[Collected data entries]
-- Begin --

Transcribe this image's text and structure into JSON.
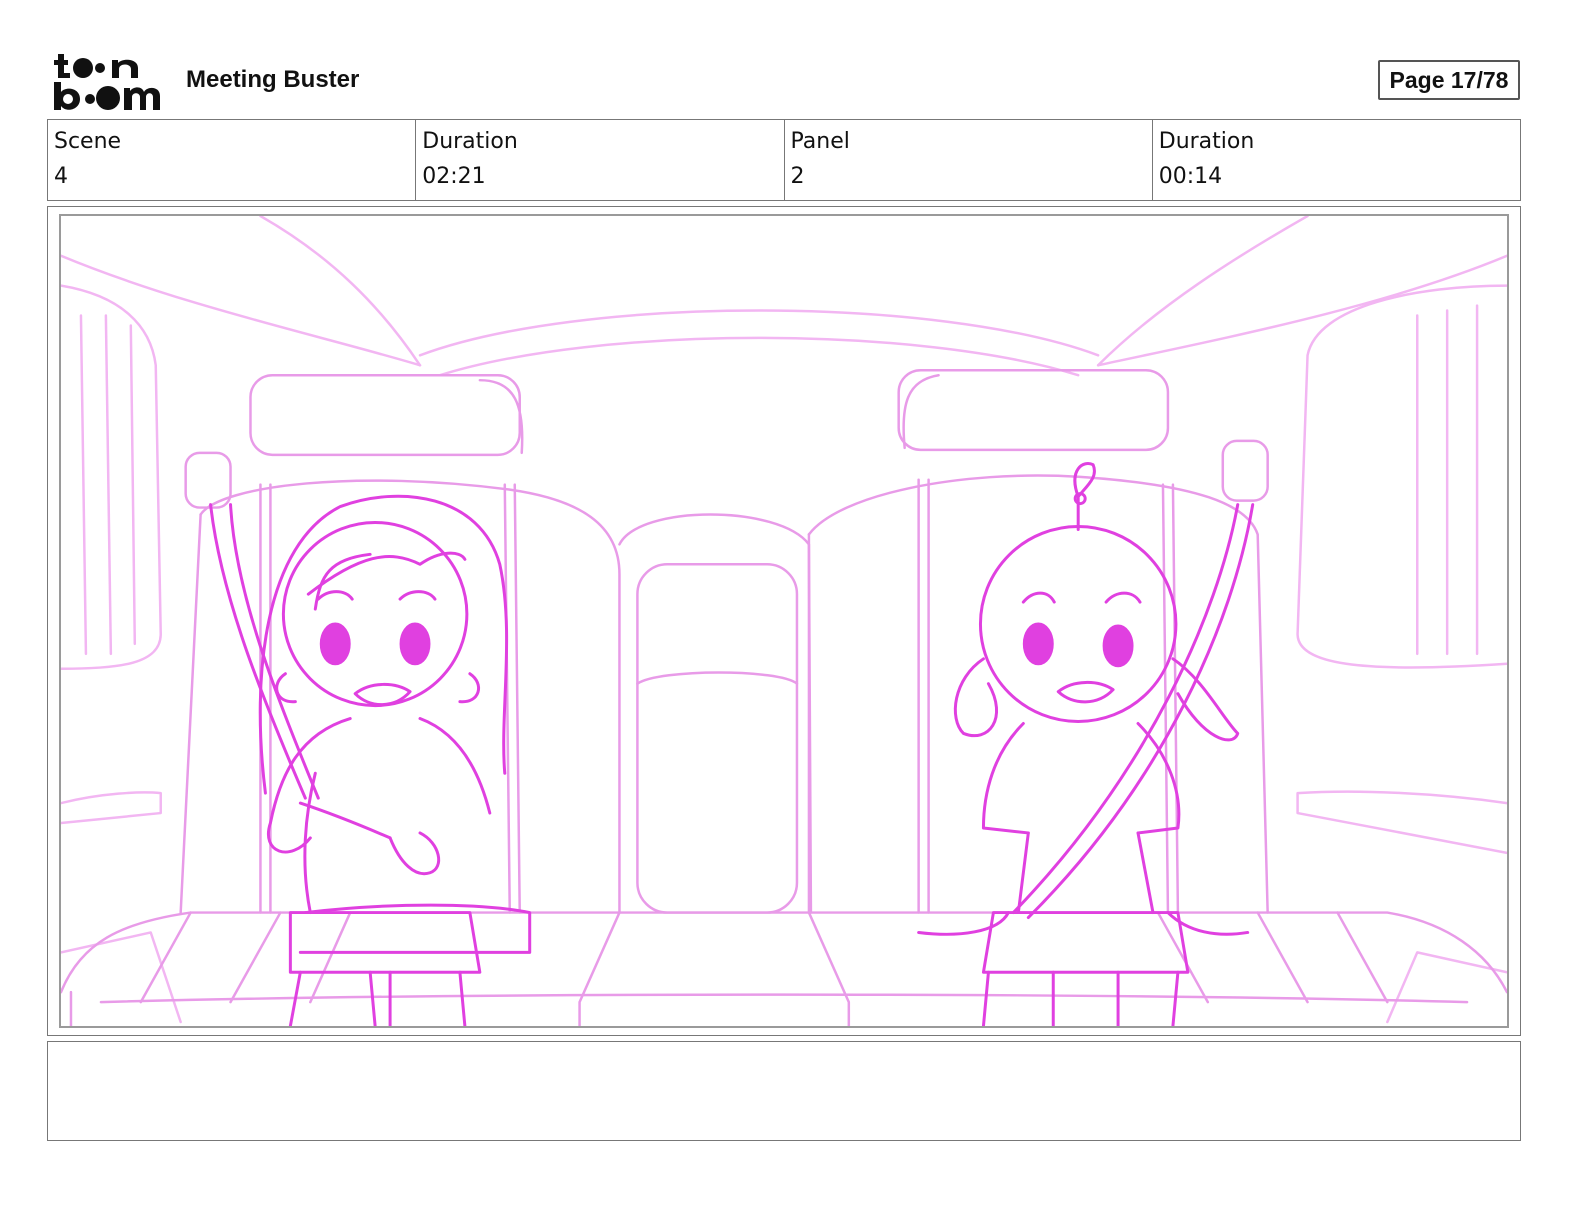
{
  "header": {
    "logo": {
      "text": "toonboom",
      "icon": "toonboom-logo"
    },
    "project_title": "Meeting Buster",
    "page_label": "Page 17/78"
  },
  "info": [
    {
      "label": "Scene",
      "value": "4"
    },
    {
      "label": "Duration",
      "value": "02:21"
    },
    {
      "label": "Panel",
      "value": "2"
    },
    {
      "label": "Duration",
      "value": "00:14"
    }
  ],
  "panel": {
    "description": "",
    "sketch_color": "#e040e0",
    "sketch_light_color": "#f2b6f2"
  },
  "notes": {
    "text": ""
  }
}
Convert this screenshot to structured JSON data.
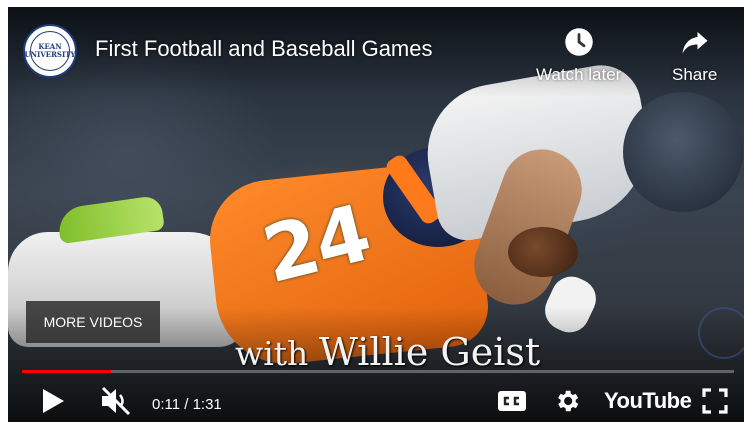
{
  "player": {
    "title": "First Football and Baseball Games",
    "channel_logo": {
      "icon": "university-seal-icon",
      "text": "KEAN UNIVERSITY"
    },
    "top_actions": [
      {
        "label": "Watch later",
        "icon": "clock-icon"
      },
      {
        "label": "Share",
        "icon": "share-arrow-icon"
      }
    ],
    "overlay_caption": {
      "small": "with ",
      "name": "Willie Geist"
    },
    "jersey_number": "24",
    "more_videos_label": "MORE VIDEOS",
    "progress": {
      "played_fraction": 0.125,
      "buffered_fraction": 0.125
    },
    "controls": {
      "play_icon": "play-icon",
      "mute_icon": "muted-speaker-icon",
      "time": "0:11 / 1:31",
      "cc_icon": "closed-captions-icon",
      "settings_icon": "gear-icon",
      "brand": "YouTube",
      "fullscreen_icon": "fullscreen-icon"
    },
    "colors": {
      "progress": "#ff0000",
      "logo_blue": "#1f3b7a"
    }
  }
}
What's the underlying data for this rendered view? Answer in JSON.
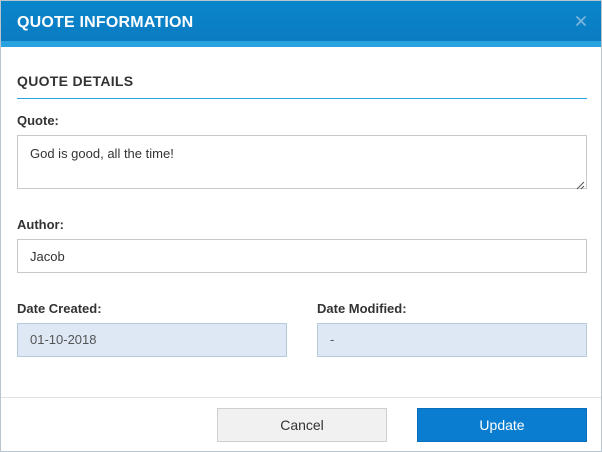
{
  "modal": {
    "title": "QUOTE INFORMATION",
    "close_icon": "close-icon"
  },
  "section": {
    "title": "QUOTE DETAILS"
  },
  "fields": {
    "quote": {
      "label": "Quote:",
      "value": "God is good, all the time!"
    },
    "author": {
      "label": "Author:",
      "value": "Jacob"
    },
    "date_created": {
      "label": "Date Created:",
      "value": "01-10-2018"
    },
    "date_modified": {
      "label": "Date Modified:",
      "value": "-"
    }
  },
  "buttons": {
    "cancel": "Cancel",
    "update": "Update"
  },
  "colors": {
    "header": "#0b7ac0",
    "accent": "#29a3e0",
    "readonly_bg": "#dde8f4",
    "primary_button": "#0b7dd1"
  }
}
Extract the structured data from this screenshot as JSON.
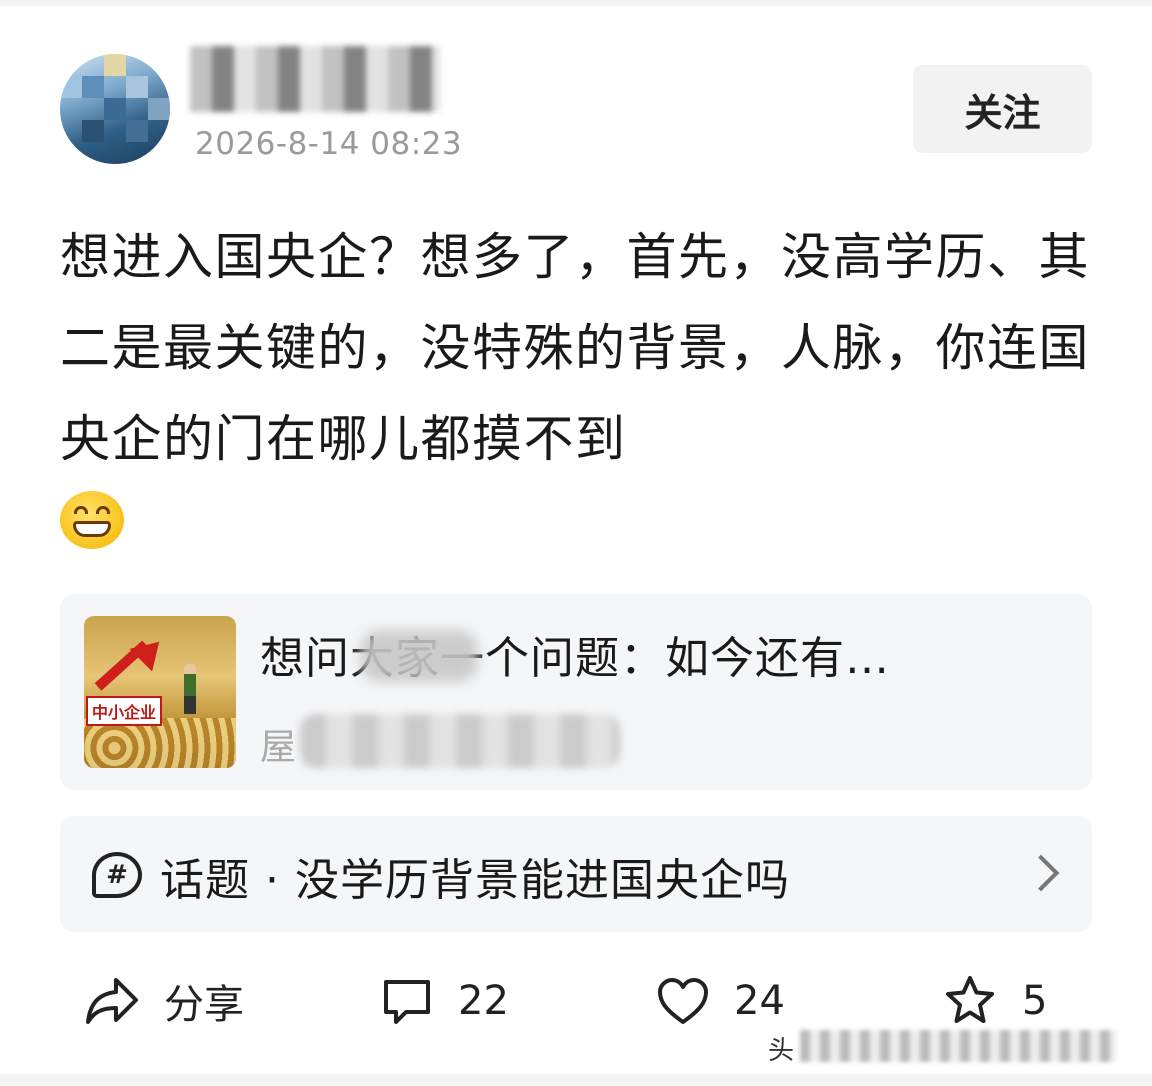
{
  "header": {
    "author_name": "",
    "timestamp": "2026-8-14 08:23",
    "follow_label": "关注"
  },
  "post": {
    "text": "想进入国央企？想多了，首先，没高学历、其二是最关键的，没特殊的背景，人脉，你连国央企的门在哪儿都摸不到",
    "emoji": "grinning-face-with-smiling-eyes"
  },
  "article": {
    "thumbnail_label": "中小企业",
    "title": "想问大家一个问题：如今还有…",
    "source": "屋"
  },
  "topic": {
    "text": "话题 · 没学历背景能进国央企吗",
    "icon": "hashtag-bubble-icon"
  },
  "actions": {
    "share_label": "分享",
    "comment_count": "22",
    "like_count": "24",
    "favorite_count": "5"
  },
  "watermark": {
    "text": "头"
  },
  "colors": {
    "page_bg": "#f4f4f4",
    "card_bg": "#ffffff",
    "secondary_text": "#9a9a9a",
    "panel_bg": "#f5f6f8"
  }
}
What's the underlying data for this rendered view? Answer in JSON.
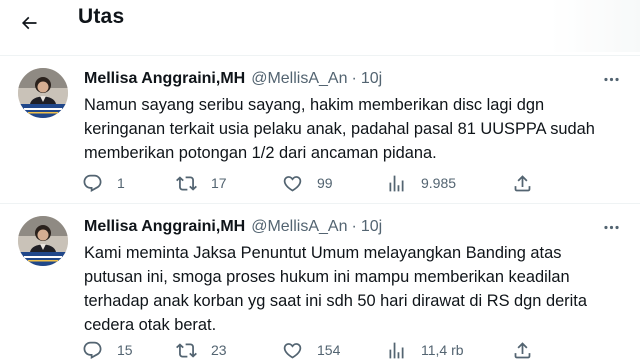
{
  "header": {
    "title": "Utas"
  },
  "tweets": [
    {
      "author": {
        "name": "Mellisa Anggraini,MH",
        "handle": "@MellisA_An"
      },
      "separator": "·",
      "time": "10j",
      "lines": [
        "Namun sayang seribu sayang, hakim memberikan disc lagi dgn",
        "keringanan terkait usia pelaku anak, padahal pasal 81 UUSPPA sudah",
        "memberikan potongan 1/2 dari ancaman pidana."
      ],
      "stats": {
        "replies": "1",
        "retweets": "17",
        "likes": "99",
        "views": "9.985"
      }
    },
    {
      "author": {
        "name": "Mellisa Anggraini,MH",
        "handle": "@MellisA_An"
      },
      "separator": "·",
      "time": "10j",
      "lines": [
        "Kami meminta Jaksa Penuntut Umum melayangkan Banding atas",
        "putusan ini, smoga proses hukum ini mampu memberikan keadilan",
        "terhadap anak korban yg saat ini sdh 50 hari dirawat di RS dgn derita",
        "cedera otak berat."
      ],
      "stats": {
        "replies": "15",
        "retweets": "23",
        "likes": "154",
        "views": "11,4 rb"
      }
    }
  ],
  "icons": {
    "back": "arrow-left-icon",
    "more": "more-horizontal-icon",
    "reply": "reply-icon",
    "retweet": "retweet-icon",
    "like": "heart-icon",
    "views": "views-chart-icon",
    "share": "share-icon"
  },
  "colors": {
    "text": "#0f1419",
    "secondary": "#536471",
    "divider": "#eff3f4"
  }
}
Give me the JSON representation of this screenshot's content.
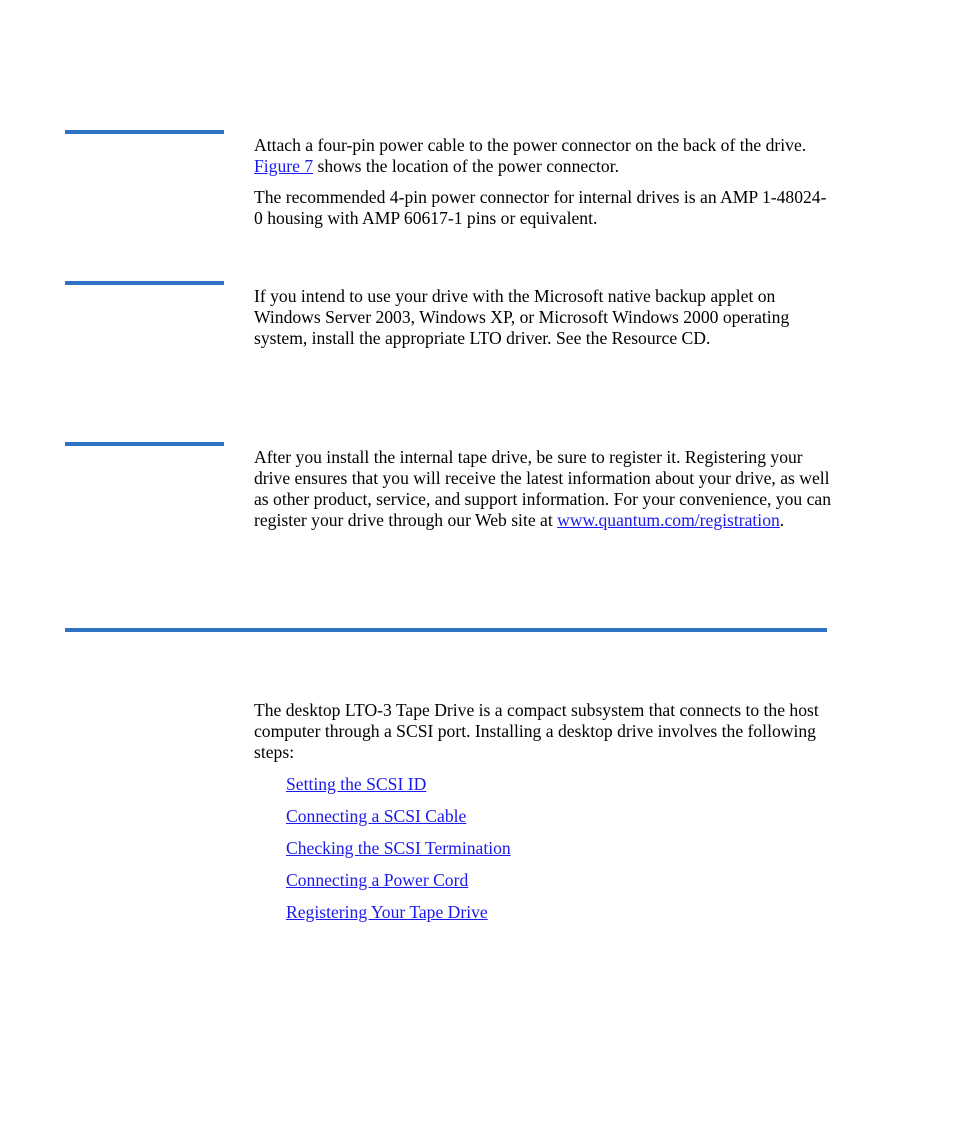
{
  "sections": [
    {
      "paragraphs": [
        {
          "before": "Attach a four-pin power cable to the power connector on the back of the drive. ",
          "link": "Figure 7",
          "after": " shows the location of the power connector."
        },
        {
          "text": "The recommended 4-pin power connector for internal drives is an AMP 1-48024-0 housing with AMP 60617-1 pins or equivalent."
        }
      ]
    },
    {
      "paragraphs": [
        {
          "text": "If you intend to use your drive with the Microsoft native backup applet on Windows Server 2003, Windows XP, or Microsoft Windows 2000 operating system, install the appropriate LTO driver. See the Resource CD."
        }
      ]
    },
    {
      "paragraphs": [
        {
          "before": "After you install the internal tape drive, be sure to register it. Registering your drive ensures that you will receive the latest information about your drive, as well as other product, service, and support information. For your convenience, you can register your drive through our Web site at ",
          "link": "www.quantum.com/registration",
          "after": "."
        }
      ]
    }
  ],
  "desktop": {
    "intro": "The desktop LTO-3 Tape Drive is a compact subsystem that connects to the host computer through a SCSI port. Installing a desktop drive involves the following steps:",
    "steps": [
      "Setting the SCSI ID",
      "Connecting a SCSI Cable",
      "Checking the SCSI Termination",
      "Connecting a Power Cord",
      "Registering Your Tape Drive"
    ]
  },
  "colors": {
    "rule": "#2e72c2",
    "link": "#1a1aee"
  }
}
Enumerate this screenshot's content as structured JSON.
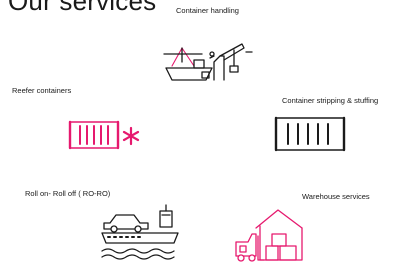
{
  "heading": "Our services",
  "colors": {
    "accent": "#e6196e",
    "dark": "#1a1a1a"
  },
  "services": [
    {
      "label": "Container handling",
      "icon": "port-crane-ship-icon"
    },
    {
      "label": "Reefer containers",
      "icon": "reefer-container-icon"
    },
    {
      "label": "Container stripping & stuffing",
      "icon": "shipping-container-icon"
    },
    {
      "label": "Roll on- Roll off ( RO-RO)",
      "icon": "roro-ship-car-icon"
    },
    {
      "label": "Warehouse services",
      "icon": "warehouse-forklift-icon"
    }
  ]
}
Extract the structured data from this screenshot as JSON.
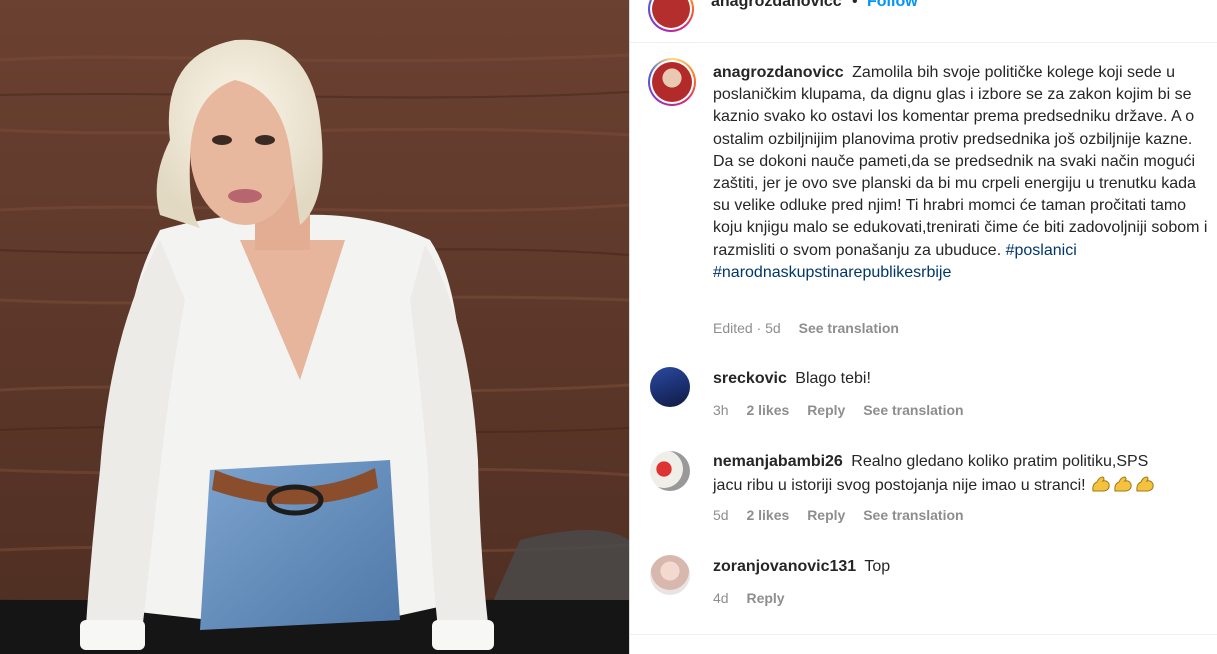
{
  "post": {
    "username": "anagrozdanovicc",
    "follow_label": "Follow",
    "dot": "•",
    "more_label": "···"
  },
  "caption": {
    "username": "anagrozdanovicc",
    "text": "Zamolila bih svoje političke kolege koji sede u poslaničkim klupama, da dignu glas i izbore se za zakon kojim bi se kaznio svako ko ostavi los komentar prema predsedniku države. A o ostalim ozbiljnijim planovima protiv predsednika još ozbiljnije kazne. Da se dokoni nauče pameti,da se predsednik na svaki način mogući zaštiti, jer je ovo sve planski da bi mu crpeli energiju u trenutku kada su velike odluke pred njim! Ti hrabri momci će taman pročitati tamo koju knjigu malo se edukovati,trenirati čime će biti zadovoljniji sobom i razmisliti o svom ponašanju za ubuduce.",
    "hashtag1": "#poslanici",
    "hashtag2": "#narodnaskupstinarepublikesrbije",
    "meta_time": "Edited · 5d",
    "see_translation": "See translation"
  },
  "comments": [
    {
      "username": "sreckovic",
      "text": "Blago tebi!",
      "time": "3h",
      "likes": "2 likes",
      "reply": "Reply",
      "see_translation": "See translation"
    },
    {
      "username": "nemanjabambi26",
      "text_line1": "Realno gledano koliko pratim politiku,SPS",
      "text_line2": "jacu ribu u istoriji svog postojanja nije imao u stranci!",
      "emoji": "flexed-biceps-emoji",
      "time": "5d",
      "likes": "2 likes",
      "reply": "Reply",
      "see_translation": "See translation"
    },
    {
      "username": "zoranjovanovic131",
      "text": "Top",
      "time": "4d",
      "reply": "Reply"
    }
  ],
  "colors": {
    "link": "#00376b",
    "follow": "#0095f6",
    "muted": "#8e8e8e",
    "text": "#262626"
  }
}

-- End --

**Short problem:**
Extract each line from the listing that holds the word "screenshot".

**Exercise answer:**
Convert this screenshot to structured JSON data.
Extract the structured data from this screenshot as JSON.
Give me the JSON representation of this screenshot's content.
Enumerate this screenshot's content as structured JSON.
Extract the structured data from this screenshot as JSON.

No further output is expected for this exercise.